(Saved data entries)
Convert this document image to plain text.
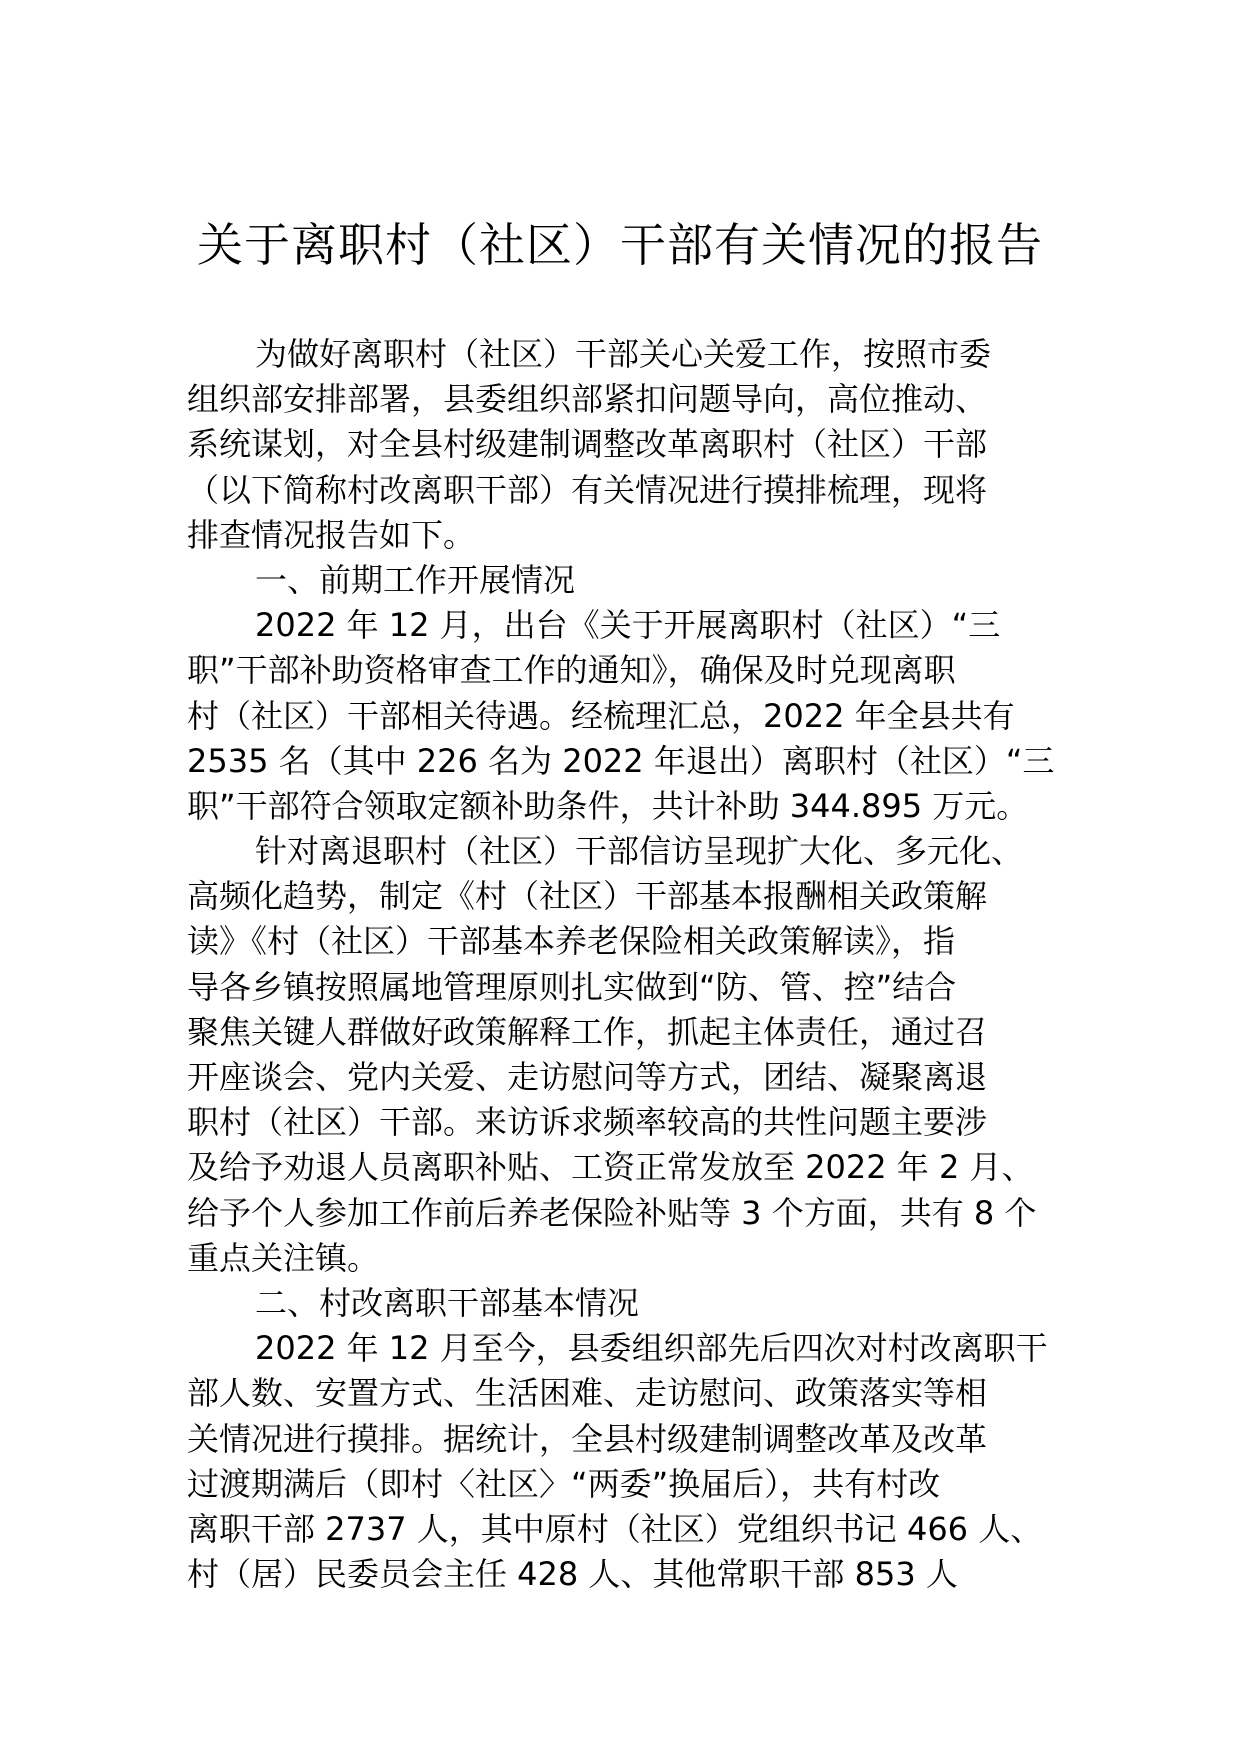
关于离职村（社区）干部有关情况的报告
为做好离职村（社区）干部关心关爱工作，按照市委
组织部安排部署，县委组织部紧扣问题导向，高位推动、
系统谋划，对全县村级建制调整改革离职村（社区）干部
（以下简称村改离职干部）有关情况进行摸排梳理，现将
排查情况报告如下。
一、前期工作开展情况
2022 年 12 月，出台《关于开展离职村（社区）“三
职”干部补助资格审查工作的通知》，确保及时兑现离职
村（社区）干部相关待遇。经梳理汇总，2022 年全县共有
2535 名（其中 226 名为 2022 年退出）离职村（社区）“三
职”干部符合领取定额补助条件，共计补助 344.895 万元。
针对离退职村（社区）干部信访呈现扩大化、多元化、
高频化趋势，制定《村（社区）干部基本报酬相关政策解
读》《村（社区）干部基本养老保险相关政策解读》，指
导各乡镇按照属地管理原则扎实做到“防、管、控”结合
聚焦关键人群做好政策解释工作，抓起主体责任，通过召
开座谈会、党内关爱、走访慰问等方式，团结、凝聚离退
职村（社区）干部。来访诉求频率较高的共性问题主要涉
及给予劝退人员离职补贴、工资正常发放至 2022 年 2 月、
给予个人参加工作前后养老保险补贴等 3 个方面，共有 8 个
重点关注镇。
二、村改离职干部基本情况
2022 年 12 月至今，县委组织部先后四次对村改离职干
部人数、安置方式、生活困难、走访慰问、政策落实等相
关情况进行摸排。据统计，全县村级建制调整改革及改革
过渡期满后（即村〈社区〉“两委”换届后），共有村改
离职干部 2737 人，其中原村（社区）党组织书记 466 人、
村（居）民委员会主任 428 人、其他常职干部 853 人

### Problem to solve
Exactly reproduce each record, leaving out any pictures.

### Response for this exercise
Convert this document image to plain text.
关于离职村（社区）干部有关情况的报告
为做好离职村（社区）干部关心关爱工作，按照市委
组织部安排部署，县委组织部紧扣问题导向，高位推动、
系统谋划，对全县村级建制调整改革离职村（社区）干部
（以下简称村改离职干部）有关情况进行摸排梳理，现将
排查情况报告如下。
一、前期工作开展情况
2022 年 12 月，出台《关于开展离职村（社区）“三
职”干部补助资格审查工作的通知》，确保及时兑现离职
村（社区）干部相关待遇。经梳理汇总，2022 年全县共有
2535 名（其中 226 名为 2022 年退出）离职村（社区）“三
职”干部符合领取定额补助条件，共计补助 344.895 万元。
针对离退职村（社区）干部信访呈现扩大化、多元化、
高频化趋势，制定《村（社区）干部基本报酬相关政策解
读》《村（社区）干部基本养老保险相关政策解读》，指
导各乡镇按照属地管理原则扎实做到“防、管、控”结合
聚焦关键人群做好政策解释工作，抓起主体责任，通过召
开座谈会、党内关爱、走访慰问等方式，团结、凝聚离退
职村（社区）干部。来访诉求频率较高的共性问题主要涉
及给予劝退人员离职补贴、工资正常发放至 2022 年 2 月、
给予个人参加工作前后养老保险补贴等 3 个方面，共有 8 个
重点关注镇。
二、村改离职干部基本情况
2022 年 12 月至今，县委组织部先后四次对村改离职干
部人数、安置方式、生活困难、走访慰问、政策落实等相
关情况进行摸排。据统计，全县村级建制调整改革及改革
过渡期满后（即村〈社区〉“两委”换届后），共有村改
离职干部 2737 人，其中原村（社区）党组织书记 466 人、
村（居）民委员会主任 428 人、其他常职干部 853 人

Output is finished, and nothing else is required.